(Rows from a dataset)
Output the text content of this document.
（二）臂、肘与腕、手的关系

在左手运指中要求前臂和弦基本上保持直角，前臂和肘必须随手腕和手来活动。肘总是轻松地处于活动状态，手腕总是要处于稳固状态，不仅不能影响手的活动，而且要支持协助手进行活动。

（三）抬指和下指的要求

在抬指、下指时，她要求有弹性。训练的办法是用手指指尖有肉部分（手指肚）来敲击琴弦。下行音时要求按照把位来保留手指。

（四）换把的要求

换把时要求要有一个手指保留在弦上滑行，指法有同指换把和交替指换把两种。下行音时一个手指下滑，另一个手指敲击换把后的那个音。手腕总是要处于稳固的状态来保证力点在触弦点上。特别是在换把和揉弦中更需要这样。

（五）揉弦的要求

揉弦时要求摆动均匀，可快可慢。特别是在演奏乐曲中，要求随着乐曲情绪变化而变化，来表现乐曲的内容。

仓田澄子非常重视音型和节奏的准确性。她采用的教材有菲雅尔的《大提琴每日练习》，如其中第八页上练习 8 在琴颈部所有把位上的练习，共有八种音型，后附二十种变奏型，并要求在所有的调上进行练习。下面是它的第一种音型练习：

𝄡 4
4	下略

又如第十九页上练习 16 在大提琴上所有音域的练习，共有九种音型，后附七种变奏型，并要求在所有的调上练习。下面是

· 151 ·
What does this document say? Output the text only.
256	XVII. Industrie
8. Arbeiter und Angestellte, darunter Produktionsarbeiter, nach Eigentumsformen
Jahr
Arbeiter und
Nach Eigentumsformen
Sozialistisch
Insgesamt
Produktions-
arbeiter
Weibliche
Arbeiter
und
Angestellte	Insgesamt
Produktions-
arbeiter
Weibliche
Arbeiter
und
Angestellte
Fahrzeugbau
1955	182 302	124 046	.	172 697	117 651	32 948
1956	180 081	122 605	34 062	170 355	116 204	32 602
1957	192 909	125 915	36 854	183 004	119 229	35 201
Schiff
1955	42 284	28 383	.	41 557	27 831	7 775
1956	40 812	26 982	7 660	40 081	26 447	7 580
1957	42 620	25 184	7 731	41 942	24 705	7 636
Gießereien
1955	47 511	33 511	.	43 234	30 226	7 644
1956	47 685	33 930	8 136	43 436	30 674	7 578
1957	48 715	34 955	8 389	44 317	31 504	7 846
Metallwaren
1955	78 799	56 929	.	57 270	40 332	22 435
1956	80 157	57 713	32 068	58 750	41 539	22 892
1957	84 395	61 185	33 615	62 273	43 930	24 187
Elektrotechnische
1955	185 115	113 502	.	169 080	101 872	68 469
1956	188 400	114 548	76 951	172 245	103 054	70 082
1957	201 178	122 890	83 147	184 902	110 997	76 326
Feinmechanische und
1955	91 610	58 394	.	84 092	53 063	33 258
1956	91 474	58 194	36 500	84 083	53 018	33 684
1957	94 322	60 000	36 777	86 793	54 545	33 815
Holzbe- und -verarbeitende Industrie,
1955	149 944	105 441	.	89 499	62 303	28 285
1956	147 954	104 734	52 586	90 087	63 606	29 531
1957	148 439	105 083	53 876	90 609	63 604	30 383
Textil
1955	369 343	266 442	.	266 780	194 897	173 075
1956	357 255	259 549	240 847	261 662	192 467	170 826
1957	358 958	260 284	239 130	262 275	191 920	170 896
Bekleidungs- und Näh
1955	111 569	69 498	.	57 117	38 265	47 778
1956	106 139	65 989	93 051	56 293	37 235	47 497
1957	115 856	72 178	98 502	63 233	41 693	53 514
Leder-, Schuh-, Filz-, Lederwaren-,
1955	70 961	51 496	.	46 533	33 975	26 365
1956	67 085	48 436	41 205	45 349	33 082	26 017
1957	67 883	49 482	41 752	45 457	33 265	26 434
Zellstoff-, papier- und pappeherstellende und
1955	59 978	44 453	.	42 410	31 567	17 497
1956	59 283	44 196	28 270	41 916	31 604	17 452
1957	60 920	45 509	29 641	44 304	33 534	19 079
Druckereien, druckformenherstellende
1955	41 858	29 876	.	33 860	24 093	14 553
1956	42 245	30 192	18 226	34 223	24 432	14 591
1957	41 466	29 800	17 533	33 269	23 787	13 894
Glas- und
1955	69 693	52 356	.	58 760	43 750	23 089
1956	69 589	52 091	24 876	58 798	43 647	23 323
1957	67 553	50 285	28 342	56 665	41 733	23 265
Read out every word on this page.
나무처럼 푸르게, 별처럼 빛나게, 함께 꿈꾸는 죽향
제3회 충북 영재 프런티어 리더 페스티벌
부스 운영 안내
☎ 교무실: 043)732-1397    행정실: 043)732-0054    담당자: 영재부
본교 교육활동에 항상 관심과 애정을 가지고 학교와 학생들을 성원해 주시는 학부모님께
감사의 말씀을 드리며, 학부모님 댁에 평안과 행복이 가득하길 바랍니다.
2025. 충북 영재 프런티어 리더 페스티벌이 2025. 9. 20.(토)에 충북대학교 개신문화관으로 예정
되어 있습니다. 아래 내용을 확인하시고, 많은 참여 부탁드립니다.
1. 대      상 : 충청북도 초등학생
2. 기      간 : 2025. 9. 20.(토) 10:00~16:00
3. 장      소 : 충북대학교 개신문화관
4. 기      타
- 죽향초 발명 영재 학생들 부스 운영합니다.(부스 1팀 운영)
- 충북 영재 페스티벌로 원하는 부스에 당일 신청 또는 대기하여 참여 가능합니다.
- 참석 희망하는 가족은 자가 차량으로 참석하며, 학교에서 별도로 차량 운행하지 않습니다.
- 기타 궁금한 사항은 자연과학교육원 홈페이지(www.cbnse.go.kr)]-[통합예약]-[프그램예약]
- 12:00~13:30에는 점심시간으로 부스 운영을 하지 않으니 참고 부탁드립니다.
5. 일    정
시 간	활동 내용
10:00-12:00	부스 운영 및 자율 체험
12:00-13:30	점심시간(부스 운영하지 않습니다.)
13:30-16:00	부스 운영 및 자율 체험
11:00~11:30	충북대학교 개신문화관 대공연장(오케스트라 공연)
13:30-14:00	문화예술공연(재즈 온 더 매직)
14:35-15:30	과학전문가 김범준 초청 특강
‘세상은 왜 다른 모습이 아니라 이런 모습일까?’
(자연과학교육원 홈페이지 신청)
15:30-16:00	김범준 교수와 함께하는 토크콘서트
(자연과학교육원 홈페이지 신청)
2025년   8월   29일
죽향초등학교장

● WORK REQUIRED
Identify the lines that contain the string "Output", and copy every one of them.

● ANSWER TO THIS TASK
Output the text content of this document.
What does this document say? Output the text only.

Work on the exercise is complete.